■ **What to work on**
Pick out the lines in the listing below that contain the word "text" and copy them.

■ **Data excerpts**
----

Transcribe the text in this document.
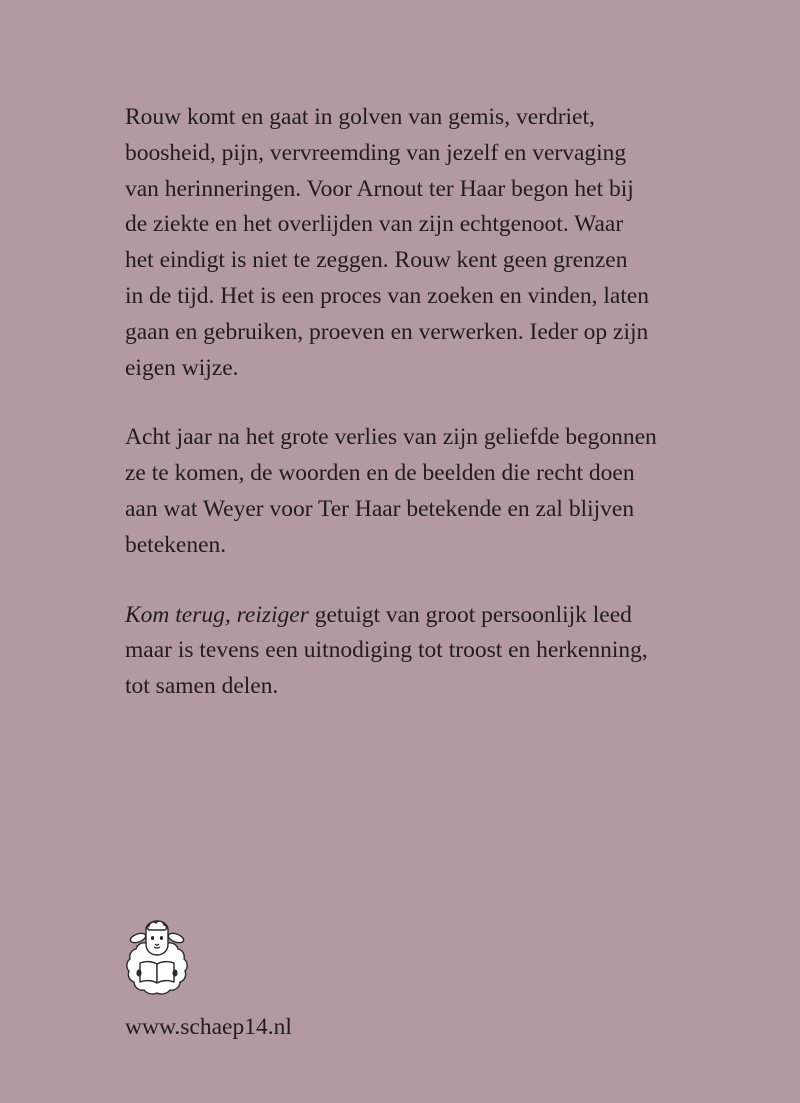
Rouw komt en gaat in golven van gemis, verdriet,
boosheid, pijn, vervreemding van jezelf en vervaging
van herinneringen. Voor Arnout ter Haar begon het bij
de ziekte en het overlijden van zijn echtgenoot. Waar
het eindigt is niet te zeggen. Rouw kent geen grenzen
in de tijd. Het is een proces van zoeken en vinden, laten
gaan en gebruiken, proeven en verwerken. Ieder op zijn
eigen wijze.

Acht jaar na het grote verlies van zijn geliefde begonnen
ze te komen, de woorden en de beelden die recht doen
aan wat Weyer voor Ter Haar betekende en zal blijven
betekenen.

Kom terug, reiziger getuigt van groot persoonlijk leed
maar is tevens een uitnodiging tot troost en herkenning,
tot samen delen.

www.schaep14.nl
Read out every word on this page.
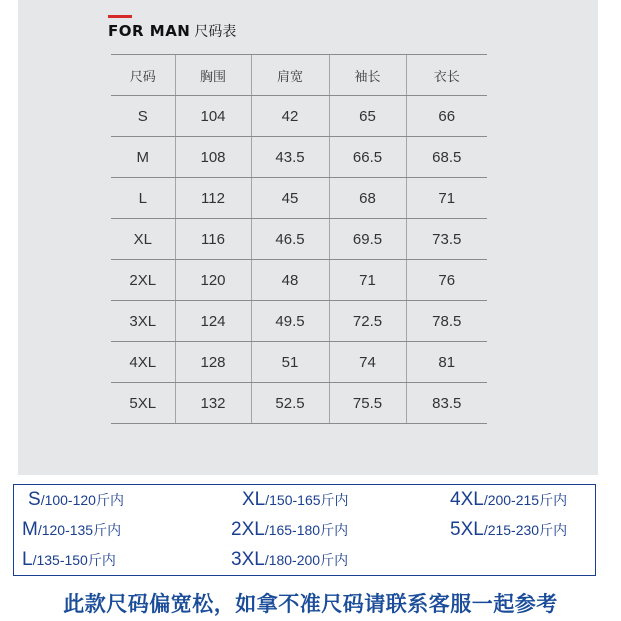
FOR MAN 尺码表
尺码	胸围	肩宽	袖长	衣长
S	104	42	65	66
M	108	43.5	66.5	68.5
L	112	45	68	71
XL	116	46.5	69.5	73.5
2XL	120	48	71	76
3XL	124	49.5	72.5	78.5
4XL	128	51	74	81
5XL	132	52.5	75.5	83.5
S/100-120斤内	XL/150-165斤内	4XL/200-215斤内
M/120-135斤内	2XL/165-180斤内	5XL/215-230斤内
L/135-150斤内	3XL/180-200斤内
此款尺码偏宽松，如拿不准尺码请联系客服一起参考
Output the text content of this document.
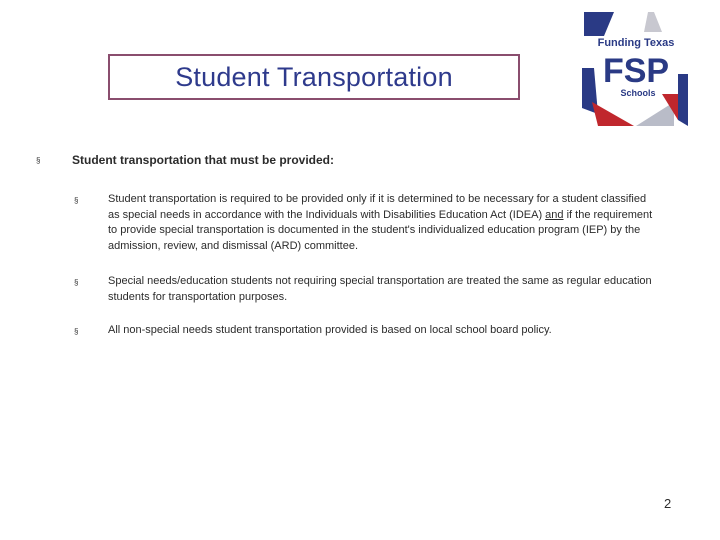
Student Transportation
Funding Texas
FSP
Schools
§	Student transportation that must be provided:
§	Student transportation is required to be provided only if it is determined to be necessary for a student classified as special needs in accordance with the Individuals with Disabilities Education Act (IDEA) and if the requirement to provide special transportation is documented in the student's individualized education program (IEP) by the admission, review, and dismissal (ARD) committee.
§	Special needs/education students not requiring special transportation are treated the same as regular education students for transportation purposes.
§	All non-special needs student transportation provided is based on local school board policy.
2
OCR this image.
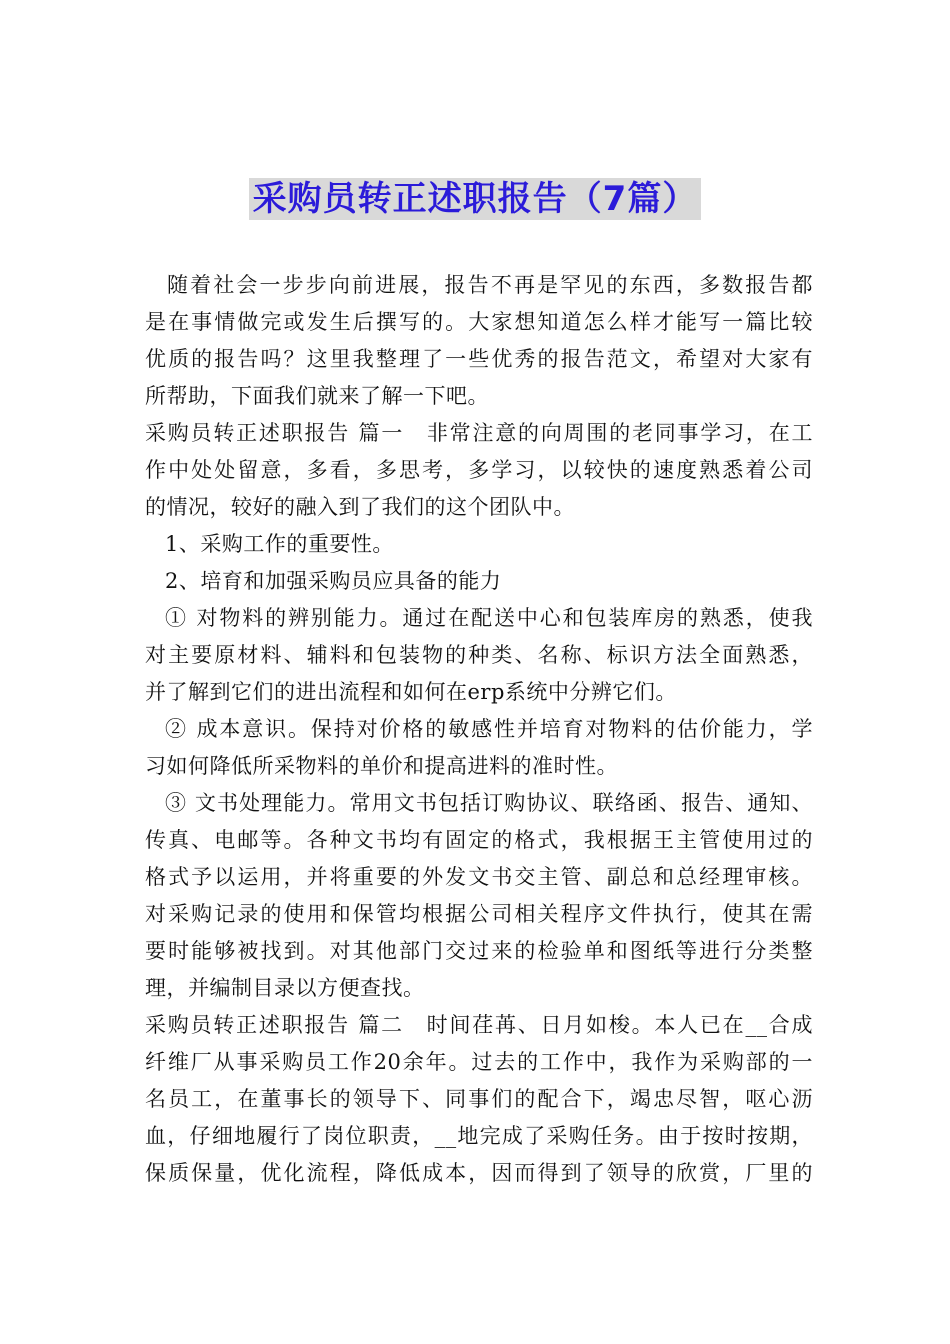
采购员转正述职报告（7篇）
随着社会一步步向前进展，报告不再是罕见的东西，多数报告都
是在事情做完或发生后撰写的。大家想知道怎么样才能写一篇比较
优质的报告吗？这里我整理了一些优秀的报告范文，希望对大家有
所帮助，下面我们就来了解一下吧。
采购员转正述职报告 篇一　非常注意的向周围的老同事学习，在工
作中处处留意，多看，多思考，多学习，以较快的速度熟悉着公司
的情况，较好的融入到了我们的这个团队中。
1、采购工作的重要性。
2、培育和加强采购员应具备的能力
① 对物料的辨别能力。通过在配送中心和包装库房的熟悉，使我
对主要原材料、辅料和包装物的种类、名称、标识方法全面熟悉，
并了解到它们的进出流程和如何在erp系统中分辨它们。
② 成本意识。保持对价格的敏感性并培育对物料的估价能力，学
习如何降低所采物料的单价和提高进料的准时性。
③ 文书处理能力。常用文书包括订购协议、联络函、报告、通知、
传真、电邮等。各种文书均有固定的格式，我根据王主管使用过的
格式予以运用，并将重要的外发文书交主管、副总和总经理审核。
对采购记录的使用和保管均根据公司相关程序文件执行，使其在需
要时能够被找到。对其他部门交过来的检验单和图纸等进行分类整
理，并编制目录以方便查找。
采购员转正述职报告 篇二　时间荏苒、日月如梭。本人已在__合成
纤维厂从事采购员工作20余年。过去的工作中，我作为采购部的一
名员工，在董事长的领导下、同事们的配合下，竭忠尽智，呕心沥
血，仔细地履行了岗位职责，__地完成了采购任务。由于按时按期，
保质保量，优化流程，降低成本，因而得到了领导的欣赏，厂里的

----

■ **Task output**
Transcribe the text in this document.
Output the text content of this document.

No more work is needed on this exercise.